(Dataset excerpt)
────────

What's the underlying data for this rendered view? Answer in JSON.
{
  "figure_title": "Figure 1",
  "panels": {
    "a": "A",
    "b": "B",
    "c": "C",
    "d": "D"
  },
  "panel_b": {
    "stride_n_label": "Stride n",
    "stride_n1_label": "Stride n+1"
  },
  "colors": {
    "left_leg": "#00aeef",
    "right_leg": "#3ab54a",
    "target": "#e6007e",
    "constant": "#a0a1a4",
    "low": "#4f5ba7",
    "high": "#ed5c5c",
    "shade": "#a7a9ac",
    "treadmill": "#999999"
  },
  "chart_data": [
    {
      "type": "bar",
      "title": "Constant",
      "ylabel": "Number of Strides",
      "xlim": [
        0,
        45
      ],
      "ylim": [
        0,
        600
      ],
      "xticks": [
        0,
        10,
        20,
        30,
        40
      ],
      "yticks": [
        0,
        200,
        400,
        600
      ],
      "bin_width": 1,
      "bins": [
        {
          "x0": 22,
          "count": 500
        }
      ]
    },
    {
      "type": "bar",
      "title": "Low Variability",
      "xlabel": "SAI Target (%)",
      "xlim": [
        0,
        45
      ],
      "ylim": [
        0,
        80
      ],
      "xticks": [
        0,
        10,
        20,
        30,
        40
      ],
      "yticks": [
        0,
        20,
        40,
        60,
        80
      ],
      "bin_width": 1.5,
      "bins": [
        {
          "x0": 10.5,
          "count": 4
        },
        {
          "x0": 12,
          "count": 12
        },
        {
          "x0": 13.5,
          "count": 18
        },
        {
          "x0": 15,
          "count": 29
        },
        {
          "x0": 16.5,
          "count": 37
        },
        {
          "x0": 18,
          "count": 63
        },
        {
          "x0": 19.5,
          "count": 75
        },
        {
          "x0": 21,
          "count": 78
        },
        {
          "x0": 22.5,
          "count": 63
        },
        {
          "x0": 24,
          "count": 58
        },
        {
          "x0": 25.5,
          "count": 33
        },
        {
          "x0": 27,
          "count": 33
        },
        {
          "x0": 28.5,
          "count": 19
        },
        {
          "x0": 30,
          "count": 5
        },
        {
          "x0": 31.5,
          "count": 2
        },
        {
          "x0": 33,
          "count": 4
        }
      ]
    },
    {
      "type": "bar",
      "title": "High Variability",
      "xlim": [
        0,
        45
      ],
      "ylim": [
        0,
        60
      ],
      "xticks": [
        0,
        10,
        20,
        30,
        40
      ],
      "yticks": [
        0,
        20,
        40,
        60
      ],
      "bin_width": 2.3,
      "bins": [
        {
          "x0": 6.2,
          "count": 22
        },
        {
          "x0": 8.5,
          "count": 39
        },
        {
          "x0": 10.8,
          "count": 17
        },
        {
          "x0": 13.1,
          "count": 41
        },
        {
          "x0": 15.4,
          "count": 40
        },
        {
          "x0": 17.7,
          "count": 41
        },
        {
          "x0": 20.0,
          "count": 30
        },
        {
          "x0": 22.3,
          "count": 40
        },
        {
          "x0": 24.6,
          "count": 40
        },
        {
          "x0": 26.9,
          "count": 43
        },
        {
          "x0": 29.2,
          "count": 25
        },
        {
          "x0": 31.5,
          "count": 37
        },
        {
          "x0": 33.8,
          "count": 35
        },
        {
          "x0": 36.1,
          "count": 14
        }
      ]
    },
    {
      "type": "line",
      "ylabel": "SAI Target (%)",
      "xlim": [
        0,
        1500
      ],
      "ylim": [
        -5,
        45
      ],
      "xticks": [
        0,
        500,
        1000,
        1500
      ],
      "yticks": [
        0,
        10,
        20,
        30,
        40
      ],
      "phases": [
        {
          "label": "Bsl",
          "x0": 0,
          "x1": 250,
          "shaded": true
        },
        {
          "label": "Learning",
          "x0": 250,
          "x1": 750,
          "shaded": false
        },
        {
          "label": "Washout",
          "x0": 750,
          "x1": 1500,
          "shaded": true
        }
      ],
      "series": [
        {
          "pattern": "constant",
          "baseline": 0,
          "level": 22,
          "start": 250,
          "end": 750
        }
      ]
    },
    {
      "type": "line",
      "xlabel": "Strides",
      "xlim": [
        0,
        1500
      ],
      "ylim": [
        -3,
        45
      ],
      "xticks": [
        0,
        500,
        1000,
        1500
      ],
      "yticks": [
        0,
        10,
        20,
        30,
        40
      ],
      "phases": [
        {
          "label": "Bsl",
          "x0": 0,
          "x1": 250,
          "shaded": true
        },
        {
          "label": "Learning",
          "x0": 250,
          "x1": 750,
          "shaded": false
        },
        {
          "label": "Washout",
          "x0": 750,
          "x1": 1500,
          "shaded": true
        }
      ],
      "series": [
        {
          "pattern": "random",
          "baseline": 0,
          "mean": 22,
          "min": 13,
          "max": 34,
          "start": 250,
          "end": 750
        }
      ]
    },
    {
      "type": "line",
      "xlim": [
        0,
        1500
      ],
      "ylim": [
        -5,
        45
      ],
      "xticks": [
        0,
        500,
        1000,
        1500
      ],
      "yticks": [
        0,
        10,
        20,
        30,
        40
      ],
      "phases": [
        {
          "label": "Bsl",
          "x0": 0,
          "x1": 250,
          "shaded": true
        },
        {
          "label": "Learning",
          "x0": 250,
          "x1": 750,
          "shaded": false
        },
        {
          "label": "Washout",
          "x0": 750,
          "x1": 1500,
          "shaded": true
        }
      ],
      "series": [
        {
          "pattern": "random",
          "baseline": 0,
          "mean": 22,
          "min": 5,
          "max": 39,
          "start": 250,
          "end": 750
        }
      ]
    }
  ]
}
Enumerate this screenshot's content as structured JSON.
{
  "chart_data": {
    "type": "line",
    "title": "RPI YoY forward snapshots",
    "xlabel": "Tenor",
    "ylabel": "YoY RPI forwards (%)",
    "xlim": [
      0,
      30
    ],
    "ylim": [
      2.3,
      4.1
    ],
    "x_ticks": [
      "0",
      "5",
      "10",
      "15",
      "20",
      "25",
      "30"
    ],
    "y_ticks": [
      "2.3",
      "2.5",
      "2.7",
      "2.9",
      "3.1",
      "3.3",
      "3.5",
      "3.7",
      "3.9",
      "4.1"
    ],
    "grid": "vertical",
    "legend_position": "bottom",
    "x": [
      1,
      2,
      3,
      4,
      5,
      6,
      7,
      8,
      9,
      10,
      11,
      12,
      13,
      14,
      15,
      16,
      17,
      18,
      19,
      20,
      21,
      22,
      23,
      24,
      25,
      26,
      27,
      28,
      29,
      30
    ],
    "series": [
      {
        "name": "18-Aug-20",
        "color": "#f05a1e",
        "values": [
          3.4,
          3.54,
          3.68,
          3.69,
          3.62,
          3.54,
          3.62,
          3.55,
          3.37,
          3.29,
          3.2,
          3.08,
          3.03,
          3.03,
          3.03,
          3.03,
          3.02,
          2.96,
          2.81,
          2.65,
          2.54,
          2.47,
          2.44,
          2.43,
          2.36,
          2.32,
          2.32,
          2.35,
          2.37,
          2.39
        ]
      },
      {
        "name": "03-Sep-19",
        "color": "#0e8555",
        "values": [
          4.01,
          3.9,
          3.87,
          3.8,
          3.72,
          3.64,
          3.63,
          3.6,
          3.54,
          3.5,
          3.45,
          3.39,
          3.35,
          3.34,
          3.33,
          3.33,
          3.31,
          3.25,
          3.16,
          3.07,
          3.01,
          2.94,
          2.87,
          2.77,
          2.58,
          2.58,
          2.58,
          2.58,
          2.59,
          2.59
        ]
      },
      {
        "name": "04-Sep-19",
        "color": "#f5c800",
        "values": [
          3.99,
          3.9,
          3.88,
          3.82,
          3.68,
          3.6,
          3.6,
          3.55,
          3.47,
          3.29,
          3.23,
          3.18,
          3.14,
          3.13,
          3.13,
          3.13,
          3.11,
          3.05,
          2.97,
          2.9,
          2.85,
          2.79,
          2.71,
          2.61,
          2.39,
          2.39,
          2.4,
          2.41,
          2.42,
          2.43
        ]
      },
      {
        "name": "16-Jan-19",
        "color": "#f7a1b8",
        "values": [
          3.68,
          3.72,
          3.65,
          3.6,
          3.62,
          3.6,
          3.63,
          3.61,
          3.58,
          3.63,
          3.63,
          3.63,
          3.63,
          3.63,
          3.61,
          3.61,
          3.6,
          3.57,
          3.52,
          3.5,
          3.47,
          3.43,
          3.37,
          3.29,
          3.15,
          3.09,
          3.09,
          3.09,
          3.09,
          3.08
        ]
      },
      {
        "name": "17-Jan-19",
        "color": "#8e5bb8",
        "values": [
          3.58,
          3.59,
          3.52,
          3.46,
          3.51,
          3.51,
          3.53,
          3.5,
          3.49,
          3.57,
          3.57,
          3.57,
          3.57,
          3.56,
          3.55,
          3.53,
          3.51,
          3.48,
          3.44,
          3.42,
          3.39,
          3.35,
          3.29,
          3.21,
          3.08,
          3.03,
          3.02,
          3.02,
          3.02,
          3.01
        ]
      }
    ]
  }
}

────────

▶ **Task to carry out**
In the entries above, find each line with the word "name" and copy it.

▶ **Solved exercise**
        "name": "18-Aug-20",
        "name": "03-Sep-19",
        "name": "04-Sep-19",
        "name": "16-Jan-19",
        "name": "17-Jan-19",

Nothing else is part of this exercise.